Acciones requeridas:
1. Transcribe de la reseña sobre las lectoras todo lo que va desde "En las cartas" hasta "de todo ello.".
2. Según la reseña sobre las lectoras, ¿qué relación entre las cartas y las novelas da paso al tercer capítulo? Explícalo en una a tres oraciones.

El capítulo sobre las lectoras de cartas ofrece ricas historias de la educación de la escritora Eduarda Mansilla (1834-1892) o detalles de un retrato de Manuelita Rosas (1817-1898) realizado por Prilidiano Pueyrredón, en el que una variación en la imagen abre interesantes ideas sobre lo que puede significar el cambio de un libro por una nota en una mano dentro de un cuadro.
En las cartas se cuelan la política y la erótica. Albergan pasiones, como las novelas. Y ahí entra el tercer capítulo: "La mujer lectora de novelas", que es quizá el que suena más familiar. Ahí están Camila, Amalia, compartiendo linaje con Madame Bovary ¿Qué novelas llegaban a las mujeres? ¿Qué universos abrían? Batticuore ya analizó a las lectoras románticas, y los pasos de la lectura a la escritura en las mujeres del siglo XIX. Aquí retoma la idea, estudia los intentos de "encarrilar" las novelas para formar así caballos de Troya para las prácticas "civilizatorias". También hay lugar para contar los caminos de las autoras, las rebeldías y, finalmente, ver cuánto sobrevive de todo ello.

Datos mostrados:
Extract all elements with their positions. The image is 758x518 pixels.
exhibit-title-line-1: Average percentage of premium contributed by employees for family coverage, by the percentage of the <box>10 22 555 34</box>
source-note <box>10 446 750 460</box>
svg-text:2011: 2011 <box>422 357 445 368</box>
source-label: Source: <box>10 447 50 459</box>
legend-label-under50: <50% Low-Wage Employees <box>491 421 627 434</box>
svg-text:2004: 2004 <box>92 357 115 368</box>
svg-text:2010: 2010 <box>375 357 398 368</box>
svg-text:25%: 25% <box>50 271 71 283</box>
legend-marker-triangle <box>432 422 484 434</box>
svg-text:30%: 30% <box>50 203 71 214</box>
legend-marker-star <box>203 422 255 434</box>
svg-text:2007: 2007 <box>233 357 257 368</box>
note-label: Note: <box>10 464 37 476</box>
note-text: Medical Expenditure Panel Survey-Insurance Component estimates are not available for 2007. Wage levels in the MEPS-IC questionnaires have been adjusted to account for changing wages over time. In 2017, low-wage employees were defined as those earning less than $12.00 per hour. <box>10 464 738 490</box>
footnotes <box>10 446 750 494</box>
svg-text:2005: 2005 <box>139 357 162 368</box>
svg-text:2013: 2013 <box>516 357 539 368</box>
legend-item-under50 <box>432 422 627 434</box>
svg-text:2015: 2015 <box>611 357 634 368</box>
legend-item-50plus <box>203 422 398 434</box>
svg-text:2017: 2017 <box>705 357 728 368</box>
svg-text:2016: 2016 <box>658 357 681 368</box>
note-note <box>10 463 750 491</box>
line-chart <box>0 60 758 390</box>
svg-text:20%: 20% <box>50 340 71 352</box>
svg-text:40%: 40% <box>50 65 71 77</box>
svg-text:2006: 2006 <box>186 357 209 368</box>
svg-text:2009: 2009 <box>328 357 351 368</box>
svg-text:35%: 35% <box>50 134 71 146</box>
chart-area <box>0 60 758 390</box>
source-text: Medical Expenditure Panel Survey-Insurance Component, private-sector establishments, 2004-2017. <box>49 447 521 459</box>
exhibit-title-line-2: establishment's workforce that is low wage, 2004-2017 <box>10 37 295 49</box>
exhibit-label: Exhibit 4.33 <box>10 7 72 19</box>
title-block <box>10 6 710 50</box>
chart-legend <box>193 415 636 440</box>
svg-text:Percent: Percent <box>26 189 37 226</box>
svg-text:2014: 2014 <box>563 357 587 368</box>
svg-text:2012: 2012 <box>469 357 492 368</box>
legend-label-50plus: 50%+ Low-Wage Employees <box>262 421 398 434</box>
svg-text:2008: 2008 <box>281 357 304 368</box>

Resultados por tarea:
1.
En las cartas se cuelan la política y la erótica. Albergan pasiones, como las novelas. Y ahí entra el tercer capítulo: "La mujer lectora de novelas", que es quizá el que suena más familiar. Ahí están Camila, Amalia, compartiendo linaje con Madame Bovary ¿Qué novelas llegaban a las mujeres? ¿Qué universos abrían? Batticuore ya analizó a las lectoras románticas, y los pasos de la lectura a la escritura en las mujeres del siglo XIX. Aquí retoma la idea, estudia los intentos de "encarrilar" las novelas para formar así caballos de Troya para las prácticas "civilizatorias". También hay lugar para contar los caminos de las autoras, las rebeldías y, finalmente, ver cuánto sobrevive de todo ello.

2. En las cartas se cuelan la política y la erótica, y albergan pasiones igual que las novelas. Ese rasgo compartido da paso al tercer capítulo, "La mujer lectora de novelas".